1. 19

  2. 4

    I laughed in pain knowing where this was going. Glad you found a fix.

    1. 3

      It was nice to learn you can change the comment character - it’s a bit esoteric but maybe one day I’ll need it.

      What I found disappointing about the article was the demonstration of two practices with git commit messages that I do not like.

      1. Putting the link to a ticket as the first thing in the commit message. The first line (72 chars) is the most valuable real-estate of a commit message. You want to get a clear, concise and accurate one-liner for your commit message. This can be hard to do with the space available. Wasting part of it with ticket linkage metadata is, well, a waste. Stick it at the end of the commit message with the other metadata (signed-off-by, etc) with a “Ticket: #123456” line or similar. When I’m looking through history via –oneline and other tools that summarise via the commit title, seeing ticketing system metadata is rarely useful. It’s certainly useful to have in the commit message, just not in the title.

      2. The author noticed the problem because their rebase was aborted due to an empty commit message. As the first line was commented out, this implies that there were no other lines. Sigh. One line commit messages are rarely enough. The first line needs to be a summary of the “what”. The rest should cover the “why” and sometimes the “how”. Take a look at the Linux commit messages - they’re generally pretty good.

      1. 1

        For this reason we use GH- prefix, not only rebaser, but commit message editor also use # as a comment character.

        1. 1

          It’s worth noting that — for some rather legacy reasons — you can use the prefix GH- instead of # when autolinking issues/PRs in GitHub comments, commit messages, etc.

        2. [Comment removed by author]

          1. 3

            GitHub supports issue references that start with the repository name

            This is a bit unobvious, but the name in the name#number format is actually the owner name, not the repository name; it’s intended for cross-fork linking. (e.g. I have a fork of lobsters/lobsters at kivikakk/lobsters. If you’re making a comment in the lobsters-owned repo and want to refer to issue number 123 in my fork, you can write kivikakk#123.) You’ll need to use the full owner/name#number format if the repository name differs.

Recorded data –
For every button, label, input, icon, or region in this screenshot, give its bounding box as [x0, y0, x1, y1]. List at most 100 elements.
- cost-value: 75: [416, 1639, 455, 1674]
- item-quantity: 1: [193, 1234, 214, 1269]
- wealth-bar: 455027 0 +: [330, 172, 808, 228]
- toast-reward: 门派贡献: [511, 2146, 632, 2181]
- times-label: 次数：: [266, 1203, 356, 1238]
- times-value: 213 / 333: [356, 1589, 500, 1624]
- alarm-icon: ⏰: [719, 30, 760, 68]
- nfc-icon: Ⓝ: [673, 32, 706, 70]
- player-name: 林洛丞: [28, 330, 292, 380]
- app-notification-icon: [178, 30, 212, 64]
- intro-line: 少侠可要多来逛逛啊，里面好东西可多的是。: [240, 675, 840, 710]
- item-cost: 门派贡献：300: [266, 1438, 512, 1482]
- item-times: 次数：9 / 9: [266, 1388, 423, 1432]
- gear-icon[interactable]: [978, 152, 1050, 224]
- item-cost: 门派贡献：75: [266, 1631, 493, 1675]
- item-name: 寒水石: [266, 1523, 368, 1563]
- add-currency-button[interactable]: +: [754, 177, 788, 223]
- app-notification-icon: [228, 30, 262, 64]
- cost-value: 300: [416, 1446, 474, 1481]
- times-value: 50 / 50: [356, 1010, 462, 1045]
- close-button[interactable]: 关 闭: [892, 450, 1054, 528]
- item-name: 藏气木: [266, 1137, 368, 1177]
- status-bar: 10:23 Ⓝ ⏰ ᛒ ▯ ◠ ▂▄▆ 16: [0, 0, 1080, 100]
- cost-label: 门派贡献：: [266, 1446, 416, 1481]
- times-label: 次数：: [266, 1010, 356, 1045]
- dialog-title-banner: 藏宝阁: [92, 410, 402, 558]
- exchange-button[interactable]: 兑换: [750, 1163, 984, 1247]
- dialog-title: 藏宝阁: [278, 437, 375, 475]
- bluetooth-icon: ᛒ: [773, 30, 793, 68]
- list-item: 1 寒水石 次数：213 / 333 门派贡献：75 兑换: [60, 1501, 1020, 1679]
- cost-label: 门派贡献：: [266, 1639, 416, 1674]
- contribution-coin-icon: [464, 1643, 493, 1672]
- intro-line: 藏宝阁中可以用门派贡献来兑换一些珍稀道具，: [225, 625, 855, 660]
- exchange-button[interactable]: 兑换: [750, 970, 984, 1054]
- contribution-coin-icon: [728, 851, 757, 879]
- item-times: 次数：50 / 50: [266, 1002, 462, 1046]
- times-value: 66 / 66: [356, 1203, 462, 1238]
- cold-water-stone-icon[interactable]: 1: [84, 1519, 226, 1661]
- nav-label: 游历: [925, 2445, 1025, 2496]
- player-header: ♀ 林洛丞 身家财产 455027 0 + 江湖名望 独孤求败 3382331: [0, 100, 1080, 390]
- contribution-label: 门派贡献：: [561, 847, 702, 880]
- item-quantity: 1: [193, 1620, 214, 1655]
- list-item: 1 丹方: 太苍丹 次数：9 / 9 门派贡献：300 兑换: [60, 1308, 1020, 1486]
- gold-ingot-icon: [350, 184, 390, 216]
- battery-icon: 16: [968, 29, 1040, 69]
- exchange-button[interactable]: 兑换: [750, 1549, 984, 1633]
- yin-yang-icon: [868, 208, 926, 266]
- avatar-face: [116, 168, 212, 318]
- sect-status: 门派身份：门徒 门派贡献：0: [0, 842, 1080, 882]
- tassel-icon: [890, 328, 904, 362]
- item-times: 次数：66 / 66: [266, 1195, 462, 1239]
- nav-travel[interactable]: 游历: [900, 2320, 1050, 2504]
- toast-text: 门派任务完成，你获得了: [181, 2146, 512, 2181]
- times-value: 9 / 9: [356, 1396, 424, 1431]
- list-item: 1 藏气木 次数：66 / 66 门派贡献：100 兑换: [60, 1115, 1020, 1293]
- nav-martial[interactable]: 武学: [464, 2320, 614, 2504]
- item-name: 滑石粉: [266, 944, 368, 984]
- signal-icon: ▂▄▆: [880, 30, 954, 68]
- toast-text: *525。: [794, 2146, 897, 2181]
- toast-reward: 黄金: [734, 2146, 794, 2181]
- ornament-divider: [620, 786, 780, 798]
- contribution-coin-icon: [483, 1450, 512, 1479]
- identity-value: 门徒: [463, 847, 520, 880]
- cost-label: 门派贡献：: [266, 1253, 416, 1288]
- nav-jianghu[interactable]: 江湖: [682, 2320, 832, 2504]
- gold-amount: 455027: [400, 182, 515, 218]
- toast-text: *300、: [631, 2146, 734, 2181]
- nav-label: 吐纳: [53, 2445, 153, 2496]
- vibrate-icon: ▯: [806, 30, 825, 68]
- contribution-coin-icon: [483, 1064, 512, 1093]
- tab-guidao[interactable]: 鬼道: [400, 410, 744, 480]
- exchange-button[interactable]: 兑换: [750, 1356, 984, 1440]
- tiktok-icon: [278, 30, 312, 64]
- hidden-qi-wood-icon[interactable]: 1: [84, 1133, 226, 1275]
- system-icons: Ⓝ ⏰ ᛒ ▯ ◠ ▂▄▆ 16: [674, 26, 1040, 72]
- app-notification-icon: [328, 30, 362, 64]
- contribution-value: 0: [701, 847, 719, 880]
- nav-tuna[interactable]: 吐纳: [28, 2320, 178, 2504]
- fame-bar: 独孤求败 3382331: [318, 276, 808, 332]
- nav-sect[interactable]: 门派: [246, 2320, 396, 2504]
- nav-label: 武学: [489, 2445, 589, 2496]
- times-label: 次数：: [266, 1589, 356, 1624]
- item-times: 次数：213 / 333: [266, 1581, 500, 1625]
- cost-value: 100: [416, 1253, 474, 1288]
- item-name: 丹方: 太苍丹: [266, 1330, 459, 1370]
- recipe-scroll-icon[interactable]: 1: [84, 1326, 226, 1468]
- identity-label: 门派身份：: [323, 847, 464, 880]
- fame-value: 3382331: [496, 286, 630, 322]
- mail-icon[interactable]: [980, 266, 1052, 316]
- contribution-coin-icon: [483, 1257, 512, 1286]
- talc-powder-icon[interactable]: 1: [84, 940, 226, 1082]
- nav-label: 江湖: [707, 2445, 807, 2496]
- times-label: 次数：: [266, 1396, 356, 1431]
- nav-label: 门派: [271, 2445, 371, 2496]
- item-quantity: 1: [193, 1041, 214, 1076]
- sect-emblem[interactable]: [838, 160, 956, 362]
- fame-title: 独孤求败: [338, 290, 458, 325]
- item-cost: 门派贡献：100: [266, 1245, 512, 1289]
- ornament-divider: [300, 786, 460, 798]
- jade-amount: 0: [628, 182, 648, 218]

Problem statement – Set down the discussion of git commit messages word for word, starting at "This is a bit" and ending at "repository name differs.". The entries come from a different source than the discussion of git commit messages.

Written reply –
This is a bit unobvious, but the name in the name#number format is actually the owner name, not the repository name; it’s intended for cross-fork linking. (e.g. I have a fork of lobsters/lobsters at kivikakk/lobsters. If you’re making a comment in the lobsters-owned repo and want to refer to issue number 123 in my fork, you can write kivikakk#123.) You’ll need to use the full owner/name#number format if the repository name differs.